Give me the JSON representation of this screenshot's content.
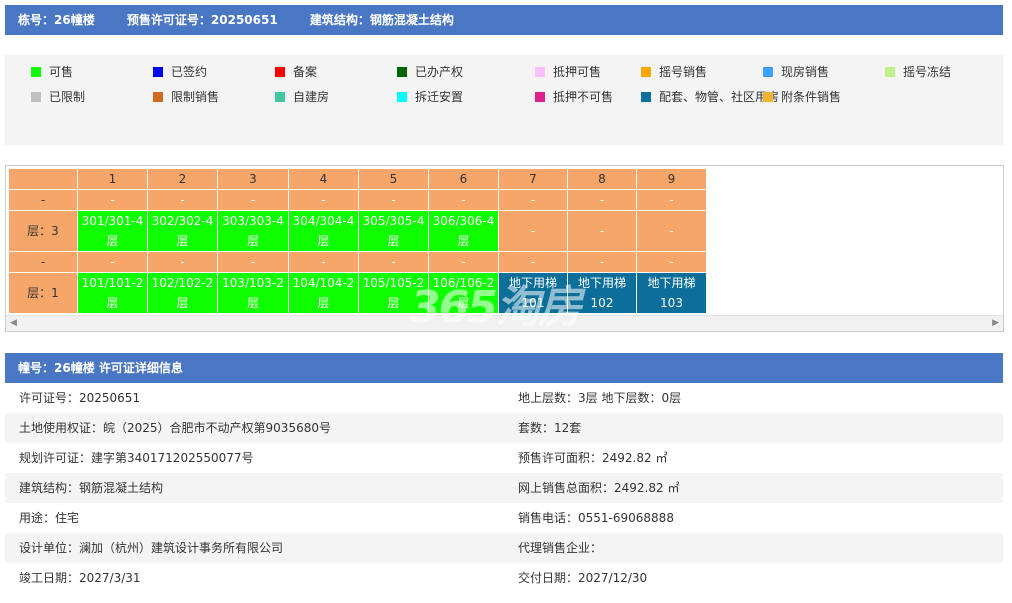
{
  "header": {
    "building": "栋号：26幢楼",
    "permit": "预售许可证号：20250651",
    "structure": "建筑结构：钢筋混凝土结构"
  },
  "legend": [
    {
      "label": "可售",
      "color": "#0fff00"
    },
    {
      "label": "已签约",
      "color": "#0000ff"
    },
    {
      "label": "备案",
      "color": "#ff0000"
    },
    {
      "label": "已办产权",
      "color": "#006400"
    },
    {
      "label": "抵押可售",
      "color": "#ffbfff"
    },
    {
      "label": "摇号销售",
      "color": "#ffa500"
    },
    {
      "label": "现房销售",
      "color": "#3f9fff"
    },
    {
      "label": "摇号冻结",
      "color": "#c0f08a"
    },
    {
      "label": "已限制",
      "color": "#bfbfbf"
    },
    {
      "label": "限制销售",
      "color": "#d2691e"
    },
    {
      "label": "自建房",
      "color": "#40c8a0"
    },
    {
      "label": "拆迁安置",
      "color": "#00ffff"
    },
    {
      "label": "抵押不可售",
      "color": "#e0208f"
    },
    {
      "label": "配套、物管、社区用房",
      "color": "#0c6e9a"
    },
    {
      "label": "附条件销售",
      "color": "#f0b430"
    }
  ],
  "units_table": {
    "columns": [
      "1",
      "2",
      "3",
      "4",
      "5",
      "6",
      "7",
      "8",
      "9"
    ],
    "dash": "-",
    "floor3_label": "层：3",
    "floor3": [
      "301/301-4层",
      "302/302-4层",
      "303/303-4层",
      "304/304-4层",
      "305/305-4层",
      "306/306-4层",
      "-",
      "-",
      "-"
    ],
    "floor1_label": "层：1",
    "floor1": [
      "101/101-2层",
      "102/102-2层",
      "103/103-2层",
      "104/104-2层",
      "105/105-2层",
      "106/106-2层",
      "地下用梯101",
      "地下用梯102",
      "地下用梯103"
    ]
  },
  "watermark": "365淘房",
  "info": {
    "title": "幢号：26幢楼 许可证详细信息",
    "rows": [
      {
        "left": "许可证号：20250651",
        "right": "地上层数：3层  地下层数：0层"
      },
      {
        "left": "土地使用权证：皖（2025）合肥市不动产权第9035680号",
        "right": "套数：12套"
      },
      {
        "left": "规划许可证：建字第340171202550077号",
        "right": "预售许可面积：2492.82 ㎡"
      },
      {
        "left": "建筑结构：钢筋混凝土结构",
        "right": "网上销售总面积：2492.82 ㎡"
      },
      {
        "left": "用途：住宅",
        "right": "销售电话：0551-69068888"
      },
      {
        "left": "设计单位：澜加（杭州）建筑设计事务所有限公司",
        "right": "代理销售企业："
      },
      {
        "left": "竣工日期：2027/3/31",
        "right": "交付日期：2027/12/30"
      }
    ]
  }
}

_____

Quote the records above exactly, leaving out any pictures.

> SOLUTION:
Give me the JSON representation of this screenshot's content.
{
  "header": {
    "building": "栋号：26幢楼",
    "permit": "预售许可证号：20250651",
    "structure": "建筑结构：钢筋混凝土结构"
  },
  "legend": [
    {
      "label": "可售",
      "color": "#0fff00"
    },
    {
      "label": "已签约",
      "color": "#0000ff"
    },
    {
      "label": "备案",
      "color": "#ff0000"
    },
    {
      "label": "已办产权",
      "color": "#006400"
    },
    {
      "label": "抵押可售",
      "color": "#ffbfff"
    },
    {
      "label": "摇号销售",
      "color": "#ffa500"
    },
    {
      "label": "现房销售",
      "color": "#3f9fff"
    },
    {
      "label": "摇号冻结",
      "color": "#c0f08a"
    },
    {
      "label": "已限制",
      "color": "#bfbfbf"
    },
    {
      "label": "限制销售",
      "color": "#d2691e"
    },
    {
      "label": "自建房",
      "color": "#40c8a0"
    },
    {
      "label": "拆迁安置",
      "color": "#00ffff"
    },
    {
      "label": "抵押不可售",
      "color": "#e0208f"
    },
    {
      "label": "配套、物管、社区用房",
      "color": "#0c6e9a"
    },
    {
      "label": "附条件销售",
      "color": "#f0b430"
    }
  ],
  "units_table": {
    "columns": [
      "1",
      "2",
      "3",
      "4",
      "5",
      "6",
      "7",
      "8",
      "9"
    ],
    "dash": "-",
    "floor3_label": "层：3",
    "floor3": [
      "301/301-4层",
      "302/302-4层",
      "303/303-4层",
      "304/304-4层",
      "305/305-4层",
      "306/306-4层",
      "-",
      "-",
      "-"
    ],
    "floor1_label": "层：1",
    "floor1": [
      "101/101-2层",
      "102/102-2层",
      "103/103-2层",
      "104/104-2层",
      "105/105-2层",
      "106/106-2层",
      "地下用梯101",
      "地下用梯102",
      "地下用梯103"
    ]
  },
  "watermark": "365淘房",
  "info": {
    "title": "幢号：26幢楼 许可证详细信息",
    "rows": [
      {
        "left": "许可证号：20250651",
        "right": "地上层数：3层  地下层数：0层"
      },
      {
        "left": "土地使用权证：皖（2025）合肥市不动产权第9035680号",
        "right": "套数：12套"
      },
      {
        "left": "规划许可证：建字第340171202550077号",
        "right": "预售许可面积：2492.82 ㎡"
      },
      {
        "left": "建筑结构：钢筋混凝土结构",
        "right": "网上销售总面积：2492.82 ㎡"
      },
      {
        "left": "用途：住宅",
        "right": "销售电话：0551-69068888"
      },
      {
        "left": "设计单位：澜加（杭州）建筑设计事务所有限公司",
        "right": "代理销售企业："
      },
      {
        "left": "竣工日期：2027/3/31",
        "right": "交付日期：2027/12/30"
      }
    ]
  }
}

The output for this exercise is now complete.